Reproduce all entries word for word.

# # # # # # #

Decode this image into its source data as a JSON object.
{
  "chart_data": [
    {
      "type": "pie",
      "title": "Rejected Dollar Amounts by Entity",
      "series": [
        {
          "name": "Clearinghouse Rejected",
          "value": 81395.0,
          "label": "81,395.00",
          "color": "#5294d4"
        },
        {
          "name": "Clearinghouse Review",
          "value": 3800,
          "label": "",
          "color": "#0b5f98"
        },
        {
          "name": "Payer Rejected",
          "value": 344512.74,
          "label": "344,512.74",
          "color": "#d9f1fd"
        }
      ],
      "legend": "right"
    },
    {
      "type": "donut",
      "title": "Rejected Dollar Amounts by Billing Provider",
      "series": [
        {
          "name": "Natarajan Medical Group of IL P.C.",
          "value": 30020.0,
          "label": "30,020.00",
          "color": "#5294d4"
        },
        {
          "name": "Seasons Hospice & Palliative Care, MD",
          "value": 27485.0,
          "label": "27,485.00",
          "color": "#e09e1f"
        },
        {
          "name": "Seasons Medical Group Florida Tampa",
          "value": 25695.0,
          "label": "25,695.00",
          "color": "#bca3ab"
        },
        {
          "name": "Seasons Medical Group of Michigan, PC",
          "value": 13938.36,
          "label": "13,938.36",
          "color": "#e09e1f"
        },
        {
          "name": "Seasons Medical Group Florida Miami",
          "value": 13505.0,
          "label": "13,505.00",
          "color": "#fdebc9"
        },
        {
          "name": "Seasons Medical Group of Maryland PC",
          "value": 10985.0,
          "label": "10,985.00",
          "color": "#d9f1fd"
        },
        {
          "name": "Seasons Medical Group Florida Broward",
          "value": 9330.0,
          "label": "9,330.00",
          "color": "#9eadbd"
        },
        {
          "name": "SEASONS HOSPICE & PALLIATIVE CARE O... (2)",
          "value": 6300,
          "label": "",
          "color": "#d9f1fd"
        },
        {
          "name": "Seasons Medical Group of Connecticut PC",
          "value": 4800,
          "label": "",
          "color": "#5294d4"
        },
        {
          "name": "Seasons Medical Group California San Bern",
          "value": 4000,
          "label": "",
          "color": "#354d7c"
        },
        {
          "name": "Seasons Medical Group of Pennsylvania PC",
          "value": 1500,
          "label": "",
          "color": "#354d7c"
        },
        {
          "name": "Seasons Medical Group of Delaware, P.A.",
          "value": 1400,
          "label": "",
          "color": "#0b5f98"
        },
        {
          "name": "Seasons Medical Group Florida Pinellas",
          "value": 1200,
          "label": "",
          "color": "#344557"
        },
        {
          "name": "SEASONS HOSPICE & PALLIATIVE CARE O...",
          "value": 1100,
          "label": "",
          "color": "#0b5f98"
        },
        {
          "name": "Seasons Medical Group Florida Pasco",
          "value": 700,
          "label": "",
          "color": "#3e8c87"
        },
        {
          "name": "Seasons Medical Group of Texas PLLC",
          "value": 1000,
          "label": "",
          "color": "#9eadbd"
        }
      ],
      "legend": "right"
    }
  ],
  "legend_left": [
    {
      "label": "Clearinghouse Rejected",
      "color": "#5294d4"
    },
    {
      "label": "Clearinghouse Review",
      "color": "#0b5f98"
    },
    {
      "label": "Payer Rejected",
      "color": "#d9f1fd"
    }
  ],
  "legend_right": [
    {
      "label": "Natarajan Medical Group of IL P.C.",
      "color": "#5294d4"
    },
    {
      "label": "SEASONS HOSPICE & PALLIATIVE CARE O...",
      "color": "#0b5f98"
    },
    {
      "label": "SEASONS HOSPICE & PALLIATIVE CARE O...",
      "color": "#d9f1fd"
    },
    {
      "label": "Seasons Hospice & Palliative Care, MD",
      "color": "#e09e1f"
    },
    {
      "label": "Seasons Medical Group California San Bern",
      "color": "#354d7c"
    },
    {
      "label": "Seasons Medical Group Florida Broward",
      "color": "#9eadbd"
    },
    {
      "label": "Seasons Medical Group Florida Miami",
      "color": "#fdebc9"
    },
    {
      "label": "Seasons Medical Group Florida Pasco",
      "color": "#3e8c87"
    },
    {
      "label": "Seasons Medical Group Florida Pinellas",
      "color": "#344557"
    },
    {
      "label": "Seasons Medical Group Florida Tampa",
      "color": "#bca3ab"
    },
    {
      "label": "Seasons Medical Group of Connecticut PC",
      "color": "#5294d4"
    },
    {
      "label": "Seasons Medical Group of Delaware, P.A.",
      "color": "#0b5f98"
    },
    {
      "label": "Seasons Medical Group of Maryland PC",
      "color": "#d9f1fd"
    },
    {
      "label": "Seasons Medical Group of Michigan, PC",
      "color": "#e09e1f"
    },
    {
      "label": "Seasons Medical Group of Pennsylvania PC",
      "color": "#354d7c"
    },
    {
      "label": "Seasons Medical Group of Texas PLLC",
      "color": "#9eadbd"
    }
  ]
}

# # # # # # #

**ANSWER IN FULL:**
Decode this image into its source data as a JSON object.
{
  "chart_data": [
    {
      "type": "pie",
      "title": "Rejected Dollar Amounts by Entity",
      "series": [
        {
          "name": "Clearinghouse Rejected",
          "value": 81395.0,
          "label": "81,395.00",
          "color": "#5294d4"
        },
        {
          "name": "Clearinghouse Review",
          "value": 3800,
          "label": "",
          "color": "#0b5f98"
        },
        {
          "name": "Payer Rejected",
          "value": 344512.74,
          "label": "344,512.74",
          "color": "#d9f1fd"
        }
      ],
      "legend": "right"
    },
    {
      "type": "donut",
      "title": "Rejected Dollar Amounts by Billing Provider",
      "series": [
        {
          "name": "Natarajan Medical Group of IL P.C.",
          "value": 30020.0,
          "label": "30,020.00",
          "color": "#5294d4"
        },
        {
          "name": "Seasons Hospice & Palliative Care, MD",
          "value": 27485.0,
          "label": "27,485.00",
          "color": "#e09e1f"
        },
        {
          "name": "Seasons Medical Group Florida Tampa",
          "value": 25695.0,
          "label": "25,695.00",
          "color": "#bca3ab"
        },
        {
          "name": "Seasons Medical Group of Michigan, PC",
          "value": 13938.36,
          "label": "13,938.36",
          "color": "#e09e1f"
        },
        {
          "name": "Seasons Medical Group Florida Miami",
          "value": 13505.0,
          "label": "13,505.00",
          "color": "#fdebc9"
        },
        {
          "name": "Seasons Medical Group of Maryland PC",
          "value": 10985.0,
          "label": "10,985.00",
          "color": "#d9f1fd"
        },
        {
          "name": "Seasons Medical Group Florida Broward",
          "value": 9330.0,
          "label": "9,330.00",
          "color": "#9eadbd"
        },
        {
          "name": "SEASONS HOSPICE & PALLIATIVE CARE O... (2)",
          "value": 6300,
          "label": "",
          "color": "#d9f1fd"
        },
        {
          "name": "Seasons Medical Group of Connecticut PC",
          "value": 4800,
          "label": "",
          "color": "#5294d4"
        },
        {
          "name": "Seasons Medical Group California San Bern",
          "value": 4000,
          "label": "",
          "color": "#354d7c"
        },
        {
          "name": "Seasons Medical Group of Pennsylvania PC",
          "value": 1500,
          "label": "",
          "color": "#354d7c"
        },
        {
          "name": "Seasons Medical Group of Delaware, P.A.",
          "value": 1400,
          "label": "",
          "color": "#0b5f98"
        },
        {
          "name": "Seasons Medical Group Florida Pinellas",
          "value": 1200,
          "label": "",
          "color": "#344557"
        },
        {
          "name": "SEASONS HOSPICE & PALLIATIVE CARE O...",
          "value": 1100,
          "label": "",
          "color": "#0b5f98"
        },
        {
          "name": "Seasons Medical Group Florida Pasco",
          "value": 700,
          "label": "",
          "color": "#3e8c87"
        },
        {
          "name": "Seasons Medical Group of Texas PLLC",
          "value": 1000,
          "label": "",
          "color": "#9eadbd"
        }
      ],
      "legend": "right"
    }
  ],
  "legend_left": [
    {
      "label": "Clearinghouse Rejected",
      "color": "#5294d4"
    },
    {
      "label": "Clearinghouse Review",
      "color": "#0b5f98"
    },
    {
      "label": "Payer Rejected",
      "color": "#d9f1fd"
    }
  ],
  "legend_right": [
    {
      "label": "Natarajan Medical Group of IL P.C.",
      "color": "#5294d4"
    },
    {
      "label": "SEASONS HOSPICE & PALLIATIVE CARE O...",
      "color": "#0b5f98"
    },
    {
      "label": "SEASONS HOSPICE & PALLIATIVE CARE O...",
      "color": "#d9f1fd"
    },
    {
      "label": "Seasons Hospice & Palliative Care, MD",
      "color": "#e09e1f"
    },
    {
      "label": "Seasons Medical Group California San Bern",
      "color": "#354d7c"
    },
    {
      "label": "Seasons Medical Group Florida Broward",
      "color": "#9eadbd"
    },
    {
      "label": "Seasons Medical Group Florida Miami",
      "color": "#fdebc9"
    },
    {
      "label": "Seasons Medical Group Florida Pasco",
      "color": "#3e8c87"
    },
    {
      "label": "Seasons Medical Group Florida Pinellas",
      "color": "#344557"
    },
    {
      "label": "Seasons Medical Group Florida Tampa",
      "color": "#bca3ab"
    },
    {
      "label": "Seasons Medical Group of Connecticut PC",
      "color": "#5294d4"
    },
    {
      "label": "Seasons Medical Group of Delaware, P.A.",
      "color": "#0b5f98"
    },
    {
      "label": "Seasons Medical Group of Maryland PC",
      "color": "#d9f1fd"
    },
    {
      "label": "Seasons Medical Group of Michigan, PC",
      "color": "#e09e1f"
    },
    {
      "label": "Seasons Medical Group of Pennsylvania PC",
      "color": "#354d7c"
    },
    {
      "label": "Seasons Medical Group of Texas PLLC",
      "color": "#9eadbd"
    }
  ]
}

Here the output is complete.